In the data below, find every line with the string "grandmother" and pull it out.

→ Data listing
=-=-=

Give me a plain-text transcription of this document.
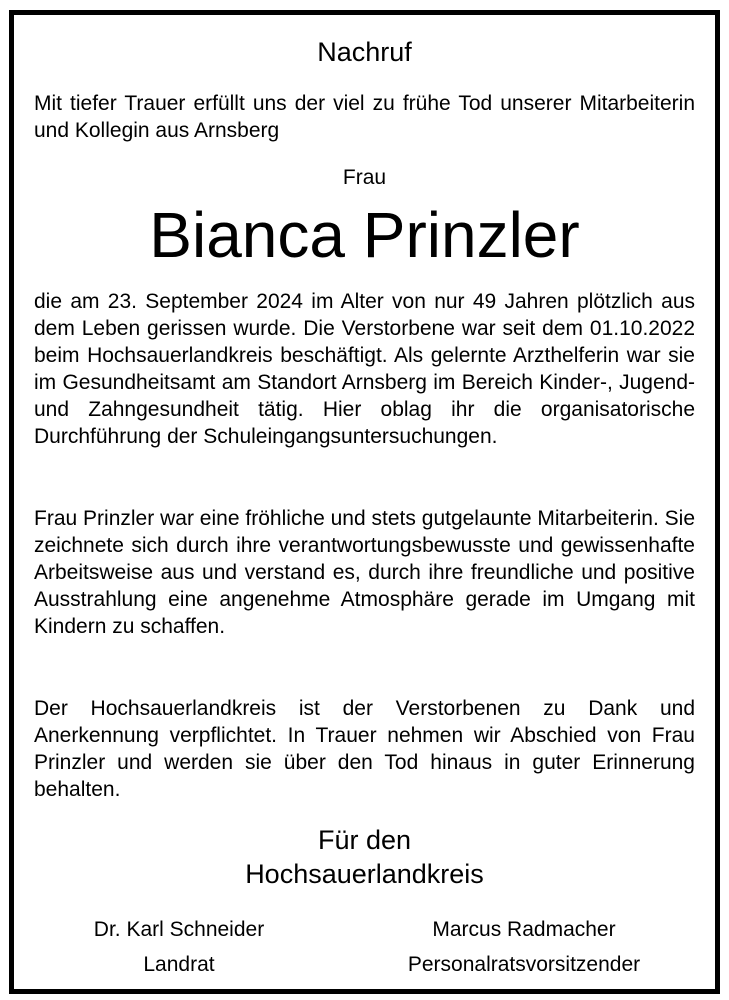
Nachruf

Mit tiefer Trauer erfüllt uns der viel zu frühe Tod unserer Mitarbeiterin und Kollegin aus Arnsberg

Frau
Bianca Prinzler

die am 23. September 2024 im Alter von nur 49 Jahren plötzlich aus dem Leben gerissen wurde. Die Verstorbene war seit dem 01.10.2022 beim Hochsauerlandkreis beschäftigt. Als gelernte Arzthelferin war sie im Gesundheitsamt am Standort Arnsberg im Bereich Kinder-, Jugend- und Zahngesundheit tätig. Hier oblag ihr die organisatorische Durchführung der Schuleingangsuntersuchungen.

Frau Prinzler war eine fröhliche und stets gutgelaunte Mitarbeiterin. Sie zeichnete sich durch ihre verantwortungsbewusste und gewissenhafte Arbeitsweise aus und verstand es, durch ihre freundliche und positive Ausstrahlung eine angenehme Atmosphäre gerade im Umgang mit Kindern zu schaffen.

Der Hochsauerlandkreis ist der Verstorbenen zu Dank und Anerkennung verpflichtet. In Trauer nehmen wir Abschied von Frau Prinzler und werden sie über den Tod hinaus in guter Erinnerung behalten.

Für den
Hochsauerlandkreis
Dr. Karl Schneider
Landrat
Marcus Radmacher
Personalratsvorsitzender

=-=-=

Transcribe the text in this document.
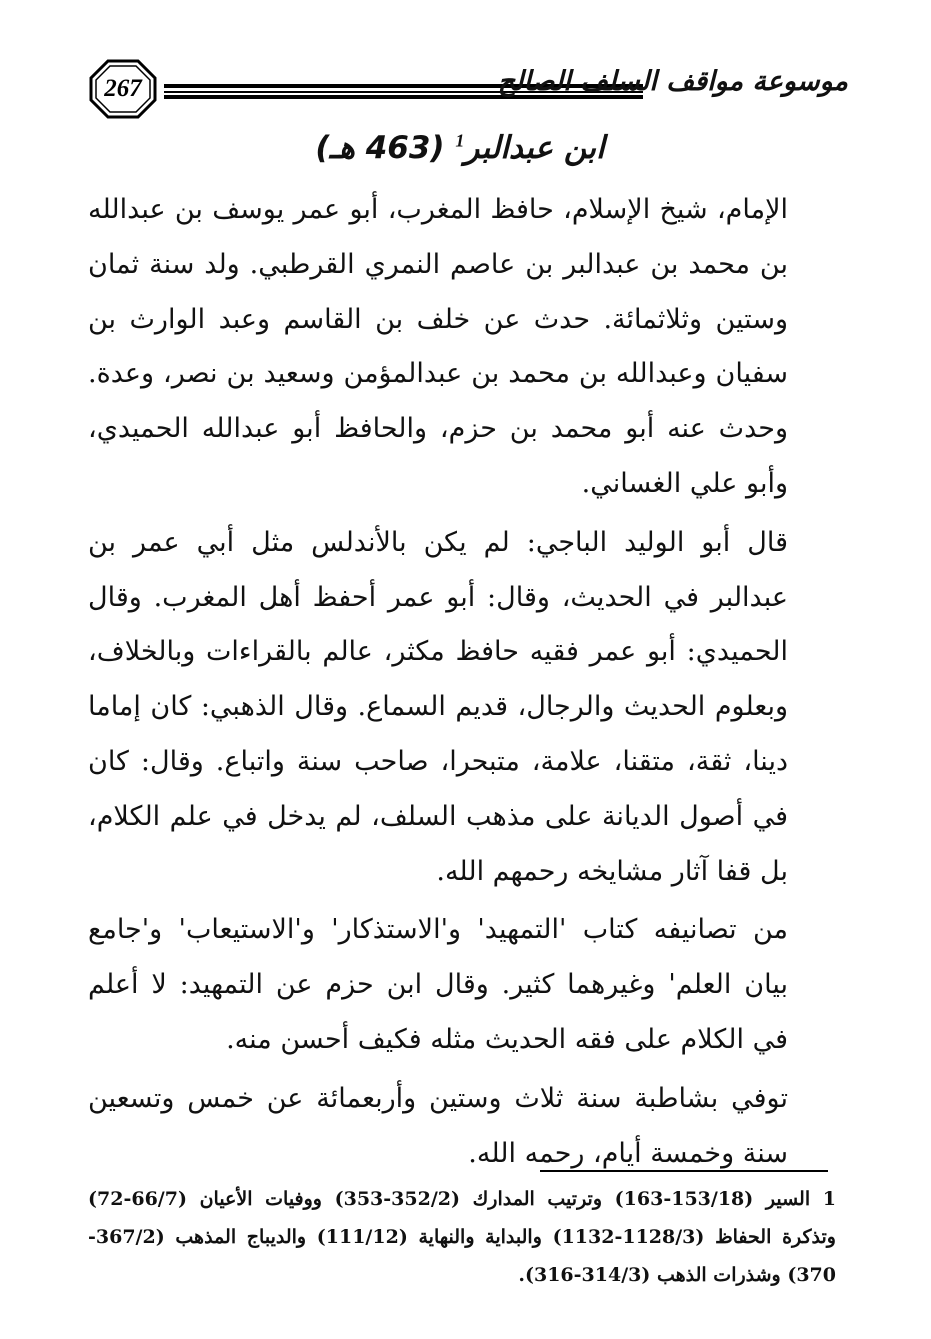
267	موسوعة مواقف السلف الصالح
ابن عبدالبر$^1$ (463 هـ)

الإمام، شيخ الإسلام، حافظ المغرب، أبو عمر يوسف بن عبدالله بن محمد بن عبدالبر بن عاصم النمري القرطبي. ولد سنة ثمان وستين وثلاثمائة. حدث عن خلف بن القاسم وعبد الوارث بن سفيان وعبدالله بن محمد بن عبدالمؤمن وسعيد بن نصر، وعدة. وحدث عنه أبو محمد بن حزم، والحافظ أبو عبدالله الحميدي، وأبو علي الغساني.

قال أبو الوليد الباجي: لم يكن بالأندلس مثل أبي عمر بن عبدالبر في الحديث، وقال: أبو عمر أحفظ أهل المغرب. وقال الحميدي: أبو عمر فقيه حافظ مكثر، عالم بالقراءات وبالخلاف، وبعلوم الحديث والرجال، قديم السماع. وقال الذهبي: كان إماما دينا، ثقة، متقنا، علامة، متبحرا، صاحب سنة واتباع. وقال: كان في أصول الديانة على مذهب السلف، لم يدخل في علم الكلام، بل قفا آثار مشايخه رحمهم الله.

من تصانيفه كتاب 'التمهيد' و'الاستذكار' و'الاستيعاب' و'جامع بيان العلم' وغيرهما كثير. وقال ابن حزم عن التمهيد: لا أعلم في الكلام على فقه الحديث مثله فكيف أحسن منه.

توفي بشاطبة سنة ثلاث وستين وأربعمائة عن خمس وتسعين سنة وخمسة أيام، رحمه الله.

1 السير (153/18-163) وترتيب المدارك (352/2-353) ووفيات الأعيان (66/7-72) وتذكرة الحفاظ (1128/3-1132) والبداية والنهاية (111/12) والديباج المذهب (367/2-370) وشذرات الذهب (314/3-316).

=-=-=

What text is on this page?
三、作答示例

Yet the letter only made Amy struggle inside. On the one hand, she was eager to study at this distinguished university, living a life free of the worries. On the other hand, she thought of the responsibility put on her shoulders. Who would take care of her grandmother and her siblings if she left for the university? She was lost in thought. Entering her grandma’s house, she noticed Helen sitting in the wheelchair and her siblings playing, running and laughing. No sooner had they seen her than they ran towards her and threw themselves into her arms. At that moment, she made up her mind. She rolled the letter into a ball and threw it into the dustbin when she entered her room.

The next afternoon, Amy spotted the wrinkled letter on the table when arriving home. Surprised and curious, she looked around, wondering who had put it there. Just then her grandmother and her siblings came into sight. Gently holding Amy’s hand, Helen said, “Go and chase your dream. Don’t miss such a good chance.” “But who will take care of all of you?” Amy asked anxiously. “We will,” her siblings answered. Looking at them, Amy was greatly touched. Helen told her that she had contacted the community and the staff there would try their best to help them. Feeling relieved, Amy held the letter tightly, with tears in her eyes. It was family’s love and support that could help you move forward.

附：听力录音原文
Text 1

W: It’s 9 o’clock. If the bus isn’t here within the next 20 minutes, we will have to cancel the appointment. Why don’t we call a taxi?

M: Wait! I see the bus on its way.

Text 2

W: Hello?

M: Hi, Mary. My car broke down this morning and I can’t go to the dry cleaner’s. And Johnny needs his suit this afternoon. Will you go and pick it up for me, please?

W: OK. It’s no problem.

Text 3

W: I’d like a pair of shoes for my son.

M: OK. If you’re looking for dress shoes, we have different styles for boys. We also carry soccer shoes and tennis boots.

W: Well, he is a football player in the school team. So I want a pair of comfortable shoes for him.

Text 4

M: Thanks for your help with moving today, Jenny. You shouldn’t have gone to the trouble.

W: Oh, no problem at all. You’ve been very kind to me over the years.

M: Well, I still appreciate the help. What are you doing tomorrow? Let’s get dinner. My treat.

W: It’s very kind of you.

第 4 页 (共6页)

=-=-=

→ Exercise answer
Yet the letter only made Amy struggle inside. On the one hand, she was eager to study at this distinguished university, living a life free of the worries. On the other hand, she thought of the responsibility put on her shoulders. Who would take care of her grandmother and her siblings if she left for the university? She was lost in thought. Entering her grandma’s house, she noticed Helen sitting in the wheelchair and her siblings playing, running and laughing. No sooner had they seen her than they ran towards her and threw themselves into her arms. At that moment, she made up her mind. She rolled the letter into a ball and threw it into the dustbin when she entered her room.
The next afternoon, Amy spotted the wrinkled letter on the table when arriving home. Surprised and curious, she looked around, wondering who had put it there. Just then her grandmother and her siblings came into sight. Gently holding Amy’s hand, Helen said, “Go and chase your dream. Don’t miss such a good chance.” “But who will take care of all of you?” Amy asked anxiously. “We will,” her siblings answered. Looking at them, Amy was greatly touched. Helen told her that she had contacted the community and the staff there would try their best to help them. Feeling relieved, Amy held the letter tightly, with tears in her eyes. It was family’s love and support that could help you move forward.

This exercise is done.